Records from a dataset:

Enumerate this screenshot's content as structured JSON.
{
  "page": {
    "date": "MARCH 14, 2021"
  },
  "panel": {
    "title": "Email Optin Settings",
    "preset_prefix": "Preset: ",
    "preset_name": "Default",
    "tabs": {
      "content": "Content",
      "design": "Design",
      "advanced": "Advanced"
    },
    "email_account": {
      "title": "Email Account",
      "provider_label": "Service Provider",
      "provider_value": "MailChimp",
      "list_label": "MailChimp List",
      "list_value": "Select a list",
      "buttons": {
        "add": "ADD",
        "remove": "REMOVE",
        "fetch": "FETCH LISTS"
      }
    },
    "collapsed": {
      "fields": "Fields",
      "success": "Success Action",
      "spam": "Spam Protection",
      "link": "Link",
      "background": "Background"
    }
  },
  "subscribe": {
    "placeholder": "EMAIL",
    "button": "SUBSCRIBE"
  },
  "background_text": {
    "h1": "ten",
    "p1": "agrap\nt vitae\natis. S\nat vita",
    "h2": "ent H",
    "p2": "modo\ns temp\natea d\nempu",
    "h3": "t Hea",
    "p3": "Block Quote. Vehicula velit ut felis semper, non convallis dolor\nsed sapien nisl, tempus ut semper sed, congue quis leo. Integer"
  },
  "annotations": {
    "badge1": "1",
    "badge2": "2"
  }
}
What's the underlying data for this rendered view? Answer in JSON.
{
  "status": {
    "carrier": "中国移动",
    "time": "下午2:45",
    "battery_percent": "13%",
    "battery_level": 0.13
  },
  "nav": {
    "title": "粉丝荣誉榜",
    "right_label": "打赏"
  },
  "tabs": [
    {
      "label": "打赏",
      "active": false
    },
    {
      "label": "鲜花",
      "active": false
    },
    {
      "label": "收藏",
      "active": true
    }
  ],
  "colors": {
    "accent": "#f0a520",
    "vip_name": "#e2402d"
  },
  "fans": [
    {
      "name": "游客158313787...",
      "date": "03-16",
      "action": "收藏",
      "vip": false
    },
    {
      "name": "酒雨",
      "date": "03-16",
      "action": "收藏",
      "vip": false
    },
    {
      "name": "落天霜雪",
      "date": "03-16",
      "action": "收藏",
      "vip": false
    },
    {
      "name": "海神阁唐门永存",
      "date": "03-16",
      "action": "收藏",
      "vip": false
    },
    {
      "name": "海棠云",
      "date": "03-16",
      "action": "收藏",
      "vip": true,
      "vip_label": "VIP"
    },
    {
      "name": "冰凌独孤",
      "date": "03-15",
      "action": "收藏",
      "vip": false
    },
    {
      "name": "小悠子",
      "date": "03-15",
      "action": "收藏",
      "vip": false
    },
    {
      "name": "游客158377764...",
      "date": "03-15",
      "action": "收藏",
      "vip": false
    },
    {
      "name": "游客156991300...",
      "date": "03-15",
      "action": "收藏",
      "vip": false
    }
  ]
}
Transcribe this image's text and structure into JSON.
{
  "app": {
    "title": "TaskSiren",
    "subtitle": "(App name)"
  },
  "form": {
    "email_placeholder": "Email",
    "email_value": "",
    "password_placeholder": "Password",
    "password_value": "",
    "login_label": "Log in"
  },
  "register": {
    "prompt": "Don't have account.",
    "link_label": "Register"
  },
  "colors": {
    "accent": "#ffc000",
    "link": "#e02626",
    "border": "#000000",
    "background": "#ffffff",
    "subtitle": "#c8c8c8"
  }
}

Written request - Reproduce each line holding the word "JSON".

Completed exercise -
Enumerate this screenshot's content as structured JSON.
What's the underlying data for this rendered view? Answer in JSON.
Transcribe this image's text and structure into JSON.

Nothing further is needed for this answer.